**PROBLEM STATEMENT**. The entries below are to be repeated exactly as they stand.

(Stored items from a collection)

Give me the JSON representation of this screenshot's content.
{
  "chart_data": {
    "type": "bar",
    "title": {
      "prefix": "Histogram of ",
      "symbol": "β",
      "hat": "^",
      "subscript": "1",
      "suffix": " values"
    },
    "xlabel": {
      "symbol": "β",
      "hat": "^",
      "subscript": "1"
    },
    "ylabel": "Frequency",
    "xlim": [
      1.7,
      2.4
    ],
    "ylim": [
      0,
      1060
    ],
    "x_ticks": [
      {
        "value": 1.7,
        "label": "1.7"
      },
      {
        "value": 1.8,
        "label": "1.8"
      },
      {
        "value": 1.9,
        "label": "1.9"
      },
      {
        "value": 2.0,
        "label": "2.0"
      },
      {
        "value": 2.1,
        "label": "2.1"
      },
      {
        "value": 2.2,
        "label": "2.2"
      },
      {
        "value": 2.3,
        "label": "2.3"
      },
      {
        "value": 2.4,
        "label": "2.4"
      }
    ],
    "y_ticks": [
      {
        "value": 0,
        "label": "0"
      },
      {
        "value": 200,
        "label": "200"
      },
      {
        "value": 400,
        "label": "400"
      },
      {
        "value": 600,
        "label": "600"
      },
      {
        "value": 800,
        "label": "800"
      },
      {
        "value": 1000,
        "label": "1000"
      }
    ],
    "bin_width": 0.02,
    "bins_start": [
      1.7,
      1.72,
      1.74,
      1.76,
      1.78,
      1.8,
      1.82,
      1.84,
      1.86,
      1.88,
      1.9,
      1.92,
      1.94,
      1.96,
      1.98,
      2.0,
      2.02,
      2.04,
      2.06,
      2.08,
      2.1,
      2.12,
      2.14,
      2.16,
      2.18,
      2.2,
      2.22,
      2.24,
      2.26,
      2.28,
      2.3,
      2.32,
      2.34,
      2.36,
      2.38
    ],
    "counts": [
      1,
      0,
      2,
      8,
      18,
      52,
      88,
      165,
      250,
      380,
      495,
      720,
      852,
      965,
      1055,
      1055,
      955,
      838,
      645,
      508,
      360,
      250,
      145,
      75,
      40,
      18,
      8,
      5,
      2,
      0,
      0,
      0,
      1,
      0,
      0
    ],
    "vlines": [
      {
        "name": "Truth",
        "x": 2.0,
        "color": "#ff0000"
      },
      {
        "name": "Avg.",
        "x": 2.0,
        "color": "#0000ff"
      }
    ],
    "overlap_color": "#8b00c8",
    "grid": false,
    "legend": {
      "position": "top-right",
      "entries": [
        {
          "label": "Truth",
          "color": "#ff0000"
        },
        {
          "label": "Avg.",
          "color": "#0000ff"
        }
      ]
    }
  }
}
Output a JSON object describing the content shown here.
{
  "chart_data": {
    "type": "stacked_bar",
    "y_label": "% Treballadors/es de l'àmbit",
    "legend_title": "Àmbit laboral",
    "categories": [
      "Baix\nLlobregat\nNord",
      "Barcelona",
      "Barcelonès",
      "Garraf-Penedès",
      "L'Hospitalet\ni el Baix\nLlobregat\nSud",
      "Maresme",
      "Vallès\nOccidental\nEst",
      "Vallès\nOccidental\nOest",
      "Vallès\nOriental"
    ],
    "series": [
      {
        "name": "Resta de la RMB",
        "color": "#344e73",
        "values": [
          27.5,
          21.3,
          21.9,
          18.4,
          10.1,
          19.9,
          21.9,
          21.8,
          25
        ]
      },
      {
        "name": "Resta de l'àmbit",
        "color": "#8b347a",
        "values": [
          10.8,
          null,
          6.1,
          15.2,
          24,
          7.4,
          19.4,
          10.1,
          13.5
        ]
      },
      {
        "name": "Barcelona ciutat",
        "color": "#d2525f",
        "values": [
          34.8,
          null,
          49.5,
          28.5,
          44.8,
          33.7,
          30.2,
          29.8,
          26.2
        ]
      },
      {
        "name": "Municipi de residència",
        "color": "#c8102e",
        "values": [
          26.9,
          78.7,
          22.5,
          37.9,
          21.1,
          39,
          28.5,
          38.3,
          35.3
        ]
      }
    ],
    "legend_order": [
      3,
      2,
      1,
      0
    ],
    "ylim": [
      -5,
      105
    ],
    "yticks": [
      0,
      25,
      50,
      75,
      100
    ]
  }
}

**OUTPUT**.
Give me the JSON representation of this screenshot's content.
{
  "chart_data": {
    "type": "bar",
    "title": {
      "prefix": "Histogram of ",
      "symbol": "β",
      "hat": "^",
      "subscript": "1",
      "suffix": " values"
    },
    "xlabel": {
      "symbol": "β",
      "hat": "^",
      "subscript": "1"
    },
    "ylabel": "Frequency",
    "xlim": [
      1.7,
      2.4
    ],
    "ylim": [
      0,
      1060
    ],
    "x_ticks": [
      {
        "value": 1.7,
        "label": "1.7"
      },
      {
        "value": 1.8,
        "label": "1.8"
      },
      {
        "value": 1.9,
        "label": "1.9"
      },
      {
        "value": 2.0,
        "label": "2.0"
      },
      {
        "value": 2.1,
        "label": "2.1"
      },
      {
        "value": 2.2,
        "label": "2.2"
      },
      {
        "value": 2.3,
        "label": "2.3"
      },
      {
        "value": 2.4,
        "label": "2.4"
      }
    ],
    "y_ticks": [
      {
        "value": 0,
        "label": "0"
      },
      {
        "value": 200,
        "label": "200"
      },
      {
        "value": 400,
        "label": "400"
      },
      {
        "value": 600,
        "label": "600"
      },
      {
        "value": 800,
        "label": "800"
      },
      {
        "value": 1000,
        "label": "1000"
      }
    ],
    "bin_width": 0.02,
    "bins_start": [
      1.7,
      1.72,
      1.74,
      1.76,
      1.78,
      1.8,
      1.82,
      1.84,
      1.86,
      1.88,
      1.9,
      1.92,
      1.94,
      1.96,
      1.98,
      2.0,
      2.02,
      2.04,
      2.06,
      2.08,
      2.1,
      2.12,
      2.14,
      2.16,
      2.18,
      2.2,
      2.22,
      2.24,
      2.26,
      2.28,
      2.3,
      2.32,
      2.34,
      2.36,
      2.38
    ],
    "counts": [
      1,
      0,
      2,
      8,
      18,
      52,
      88,
      165,
      250,
      380,
      495,
      720,
      852,
      965,
      1055,
      1055,
      955,
      838,
      645,
      508,
      360,
      250,
      145,
      75,
      40,
      18,
      8,
      5,
      2,
      0,
      0,
      0,
      1,
      0,
      0
    ],
    "vlines": [
      {
        "name": "Truth",
        "x": 2.0,
        "color": "#ff0000"
      },
      {
        "name": "Avg.",
        "x": 2.0,
        "color": "#0000ff"
      }
    ],
    "overlap_color": "#8b00c8",
    "grid": false,
    "legend": {
      "position": "top-right",
      "entries": [
        {
          "label": "Truth",
          "color": "#ff0000"
        },
        {
          "label": "Avg.",
          "color": "#0000ff"
        }
      ]
    }
  }
}
Output a JSON object describing the content shown here.
{
  "chart_data": {
    "type": "stacked_bar",
    "y_label": "% Treballadors/es de l'àmbit",
    "legend_title": "Àmbit laboral",
    "categories": [
      "Baix\nLlobregat\nNord",
      "Barcelona",
      "Barcelonès",
      "Garraf-Penedès",
      "L'Hospitalet\ni el Baix\nLlobregat\nSud",
      "Maresme",
      "Vallès\nOccidental\nEst",
      "Vallès\nOccidental\nOest",
      "Vallès\nOriental"
    ],
    "series": [
      {
        "name": "Resta de la RMB",
        "color": "#344e73",
        "values": [
          27.5,
          21.3,
          21.9,
          18.4,
          10.1,
          19.9,
          21.9,
          21.8,
          25
        ]
      },
      {
        "name": "Resta de l'àmbit",
        "color": "#8b347a",
        "values": [
          10.8,
          null,
          6.1,
          15.2,
          24,
          7.4,
          19.4,
          10.1,
          13.5
        ]
      },
      {
        "name": "Barcelona ciutat",
        "color": "#d2525f",
        "values": [
          34.8,
          null,
          49.5,
          28.5,
          44.8,
          33.7,
          30.2,
          29.8,
          26.2
        ]
      },
      {
        "name": "Municipi de residència",
        "color": "#c8102e",
        "values": [
          26.9,
          78.7,
          22.5,
          37.9,
          21.1,
          39,
          28.5,
          38.3,
          35.3
        ]
      }
    ],
    "legend_order": [
      3,
      2,
      1,
      0
    ],
    "ylim": [
      -5,
      105
    ],
    "yticks": [
      0,
      25,
      50,
      75,
      100
    ]
  }
}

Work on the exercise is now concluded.